Short problem
Leave out the pictures and repeat the data exactly.

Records
- - - -

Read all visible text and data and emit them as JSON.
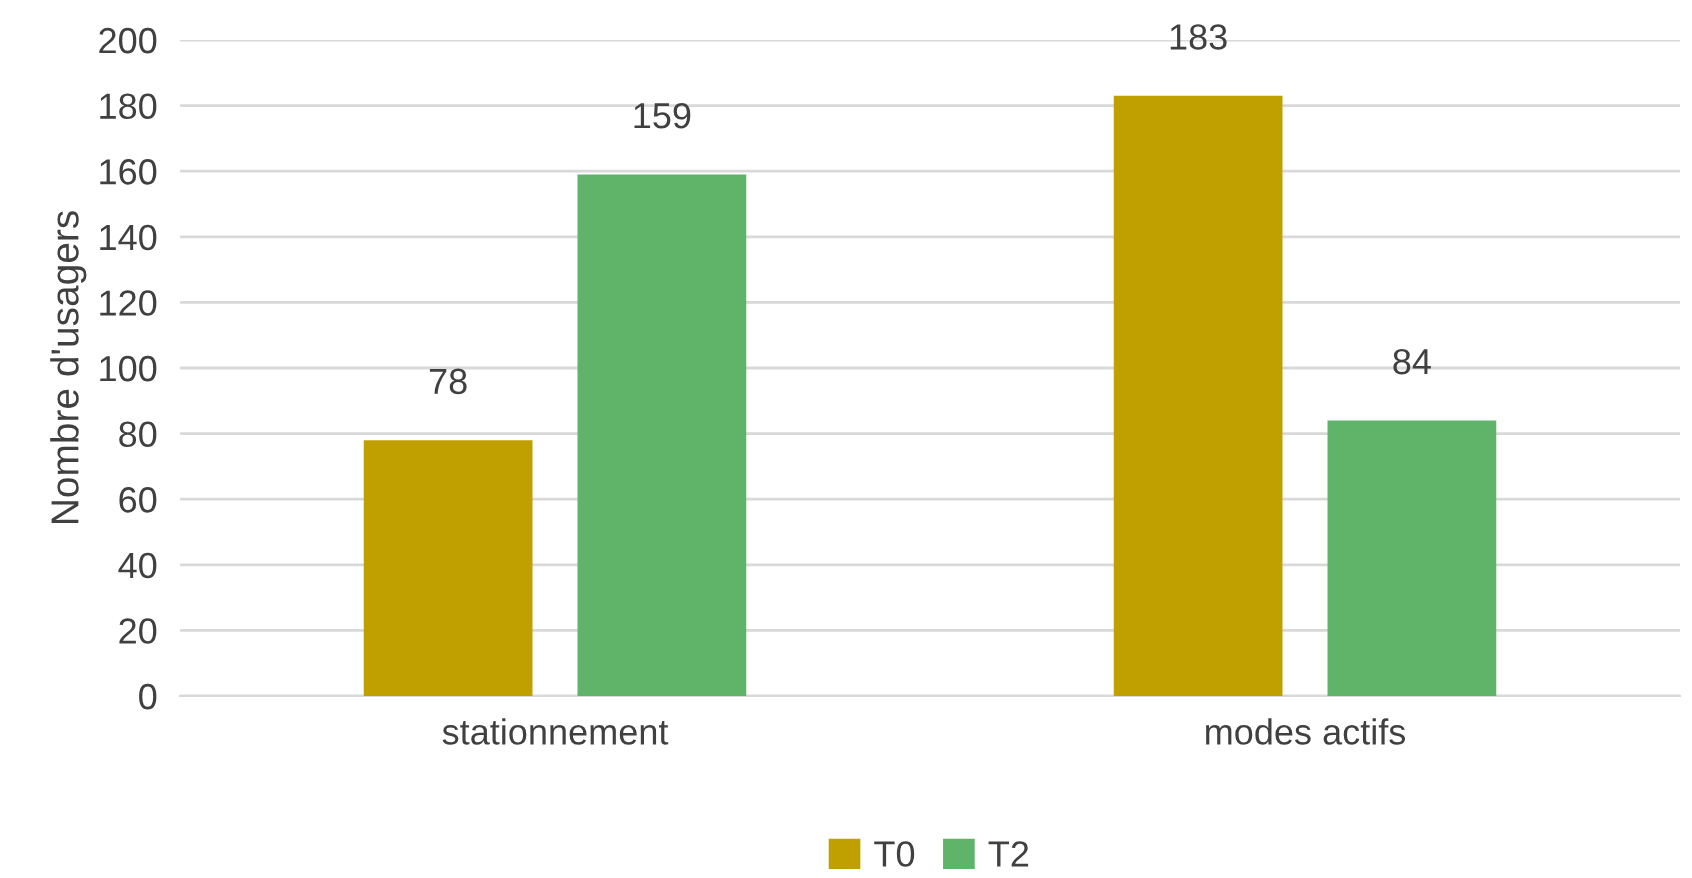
{
  "chart_data": {
    "type": "bar",
    "ylabel": "Nombre d'usagers",
    "categories": [
      "stationnement",
      "modes actifs"
    ],
    "series": [
      {
        "name": "T0",
        "color": "#bfa000",
        "values": [
          78,
          183
        ]
      },
      {
        "name": "T2",
        "color": "#5fb46a",
        "values": [
          159,
          84
        ]
      }
    ],
    "ylim": [
      0,
      200
    ],
    "yticks": [
      0,
      20,
      40,
      60,
      80,
      100,
      120,
      140,
      160,
      180,
      200
    ],
    "grid": "y",
    "legend": "bottom",
    "data_labels": true
  }
}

- - - -

Correct output
Read all visible text and data and emit them as JSON.
{
  "chart_data": {
    "type": "bar",
    "ylabel": "Nombre d'usagers",
    "categories": [
      "stationnement",
      "modes actifs"
    ],
    "series": [
      {
        "name": "T0",
        "color": "#bfa000",
        "values": [
          78,
          183
        ]
      },
      {
        "name": "T2",
        "color": "#5fb46a",
        "values": [
          159,
          84
        ]
      }
    ],
    "ylim": [
      0,
      200
    ],
    "yticks": [
      0,
      20,
      40,
      60,
      80,
      100,
      120,
      140,
      160,
      180,
      200
    ],
    "grid": "y",
    "legend": "bottom",
    "data_labels": true
  }
}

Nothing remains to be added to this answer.